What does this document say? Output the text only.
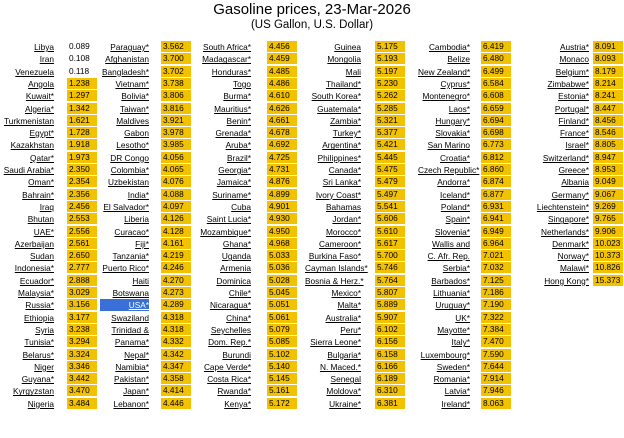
Gasoline prices, 23-Mar-2026
(US Gallon, U.S. Dollar)
Libya 0.089
Iran 0.108
Venezuela 0.118
Angola 1.238
Kuwait* 1.297
Algeria* 1.342
Turkmenistan 1.621
Egypt* 1.728
Kazakhstan 1.918
Qatar* 1.973
Saudi Arabia* 2.350
Oman* 2.354
Bahrain* 2.356
Iraq 2.456
Bhutan 2.553
UAE* 2.556
Azerbaijan 2.561
Sudan 2.650
Indonesia* 2.777
Ecuador* 2.888
Malaysia* 3.029
Russia* 3.156
Ethiopia 3.177
Syria 3.238
Tunisia* 3.294
Belarus* 3.324
Niger 3.346
Guyana* 3.442
Kyrgyzstan 3.470
Nigeria 3.484
Paraguay* 3.562
Afghanistan 3.700
Bangladesh* 3.702
Vietnam* 3.738
Bolivia* 3.806
Taiwan* 3.816
Maldives 3.921
Gabon 3.978
Lesotho* 3.985
DR Congo 4.056
Colombia* 4.065
Uzbekistan 4.076
India* 4.088
El Salvador* 4.097
Liberia 4.126
Curacao* 4.128
Fiji* 4.161
Tanzania* 4.219
Puerto Rico* 4.246
Haiti 4.270
Botswana 4.273
USA* 4.289
Swaziland 4.318
Trinidad & 4.318
Panama* 4.332
Nepal* 4.342
Namibia* 4.347
Pakistan* 4.358
Japan* 4.414
Lebanon* 4.446
South Africa* 4.456
Madagascar* 4.459
Honduras* 4.485
Togo 4.486
Burma* 4.610
Mauritius* 4.626
Benin* 4.661
Grenada* 4.678
Aruba* 4.692
Brazil* 4.725
Georgia* 4.731
Jamaica* 4.876
Suriname* 4.899
Cuba 4.901
Saint Lucia* 4.930
Mozambique* 4.950
Ghana* 4.968
Uganda 5.033
Armenia 5.036
Dominica 5.028
Chile* 5.045
Nicaragua* 5.051
China* 5.061
Seychelles 5.079
Dom. Rep.* 5.085
Burundi 5.102
Cape Verde* 5.140
Costa Rica* 5.145
Rwanda* 5.161
Kenya* 5.172
Guinea 5.175
Mongolia 5.193
Mali 5.197
Thailand* 5.230
South Korea* 5.262
Guatemala* 5.285
Zambia* 5.321
Turkey* 5.377
Argentina* 5.421
Philippines* 5.445
Canada* 5.475
Sri Lanka* 5.479
Ivory Coast* 5.497
Bahamas 5.541
Jordan* 5.606
Morocco* 5.610
Cameroon* 5.617
Burkina Faso* 5.700
Cayman Islands* 5.746
Bosnia & Herz.* 5.764
Mexico* 5.807
Malta* 5.889
Australia* 5.907
Peru* 6.102
Sierra Leone* 6.156
Bulgaria* 6.158
N. Maced.* 6.166
Senegal 6.189
Moldova* 6.310
Ukraine* 6.381
Cambodia* 6.419
Belize 6.480
New Zealand* 6.499
Cyprus* 6.584
Montenegro* 6.608
Laos* 6.659
Hungary* 6.694
Slovakia* 6.698
San Marino 6.773
Croatia* 6.812
Czech Republic* 6.860
Andorra* 6.874
Iceland* 6.877
Poland* 6.931
Spain* 6.941
Slovenia* 6.949
Wallis and 6.964
C. Afr. Rep. 7.021
Serbia* 7.032
Barbados* 7.125
Lithuania* 7.186
Uruguay* 7.190
UK* 7.322
Mayotte* 7.384
Italy* 7.470
Luxembourg* 7.590
Sweden* 7.644
Romania* 7.914
Latvia* 7.946
Ireland* 8.063
Austria* 8.091
Monaco 8.093
Belgium* 8.179
Zimbabwe* 8.214
Estonia* 8.241
Portugal* 8.447
Finland* 8.456
France* 8.546
Israel* 8.805
Switzerland* 8.947
Greece* 8.953
Albania 9.049
Germany* 9.067
Liechtenstein* 9.269
Singapore* 9.765
Netherlands* 9.906
Denmark* 10.023
Norway* 10.373
Malawi* 10.826
Hong Kong* 15.373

---------------

Directions:
Write out the entries above verbatim; the pictures do not belong in your copy.

Result for this task:
What does this document say? Output the text only.
Gasoline prices, 23-Mar-2026
(US Gallon, U.S. Dollar)
Libya 0.089
Iran 0.108
Venezuela 0.118
Angola 1.238
Kuwait* 1.297
Algeria* 1.342
Turkmenistan 1.621
Egypt* 1.728
Kazakhstan 1.918
Qatar* 1.973
Saudi Arabia* 2.350
Oman* 2.354
Bahrain* 2.356
Iraq 2.456
Bhutan 2.553
UAE* 2.556
Azerbaijan 2.561
Sudan 2.650
Indonesia* 2.777
Ecuador* 2.888
Malaysia* 3.029
Russia* 3.156
Ethiopia 3.177
Syria 3.238
Tunisia* 3.294
Belarus* 3.324
Niger 3.346
Guyana* 3.442
Kyrgyzstan 3.470
Nigeria 3.484
Paraguay* 3.562
Afghanistan 3.700
Bangladesh* 3.702
Vietnam* 3.738
Bolivia* 3.806
Taiwan* 3.816
Maldives 3.921
Gabon 3.978
Lesotho* 3.985
DR Congo 4.056
Colombia* 4.065
Uzbekistan 4.076
India* 4.088
El Salvador* 4.097
Liberia 4.126
Curacao* 4.128
Fiji* 4.161
Tanzania* 4.219
Puerto Rico* 4.246
Haiti 4.270
Botswana 4.273
USA* 4.289
Swaziland 4.318
Trinidad & 4.318
Panama* 4.332
Nepal* 4.342
Namibia* 4.347
Pakistan* 4.358
Japan* 4.414
Lebanon* 4.446
South Africa* 4.456
Madagascar* 4.459
Honduras* 4.485
Togo 4.486
Burma* 4.610
Mauritius* 4.626
Benin* 4.661
Grenada* 4.678
Aruba* 4.692
Brazil* 4.725
Georgia* 4.731
Jamaica* 4.876
Suriname* 4.899
Cuba 4.901
Saint Lucia* 4.930
Mozambique* 4.950
Ghana* 4.968
Uganda 5.033
Armenia 5.036
Dominica 5.028
Chile* 5.045
Nicaragua* 5.051
China* 5.061
Seychelles 5.079
Dom. Rep.* 5.085
Burundi 5.102
Cape Verde* 5.140
Costa Rica* 5.145
Rwanda* 5.161
Kenya* 5.172
Guinea 5.175
Mongolia 5.193
Mali 5.197
Thailand* 5.230
South Korea* 5.262
Guatemala* 5.285
Zambia* 5.321
Turkey* 5.377
Argentina* 5.421
Philippines* 5.445
Canada* 5.475
Sri Lanka* 5.479
Ivory Coast* 5.497
Bahamas 5.541
Jordan* 5.606
Morocco* 5.610
Cameroon* 5.617
Burkina Faso* 5.700
Cayman Islands* 5.746
Bosnia & Herz.* 5.764
Mexico* 5.807
Malta* 5.889
Australia* 5.907
Peru* 6.102
Sierra Leone* 6.156
Bulgaria* 6.158
N. Maced.* 6.166
Senegal 6.189
Moldova* 6.310
Ukraine* 6.381
Cambodia* 6.419
Belize 6.480
New Zealand* 6.499
Cyprus* 6.584
Montenegro* 6.608
Laos* 6.659
Hungary* 6.694
Slovakia* 6.698
San Marino 6.773
Croatia* 6.812
Czech Republic* 6.860
Andorra* 6.874
Iceland* 6.877
Poland* 6.931
Spain* 6.941
Slovenia* 6.949
Wallis and 6.964
C. Afr. Rep. 7.021
Serbia* 7.032
Barbados* 7.125
Lithuania* 7.186
Uruguay* 7.190
UK* 7.322
Mayotte* 7.384
Italy* 7.470
Luxembourg* 7.590
Sweden* 7.644
Romania* 7.914
Latvia* 7.946
Ireland* 8.063
Austria* 8.091
Monaco 8.093
Belgium* 8.179
Zimbabwe* 8.214
Estonia* 8.241
Portugal* 8.447
Finland* 8.456
France* 8.546
Israel* 8.805
Switzerland* 8.947
Greece* 8.953
Albania 9.049
Germany* 9.067
Liechtenstein* 9.269
Singapore* 9.765
Netherlands* 9.906
Denmark* 10.023
Norway* 10.373
Malawi* 10.826
Hong Kong* 15.373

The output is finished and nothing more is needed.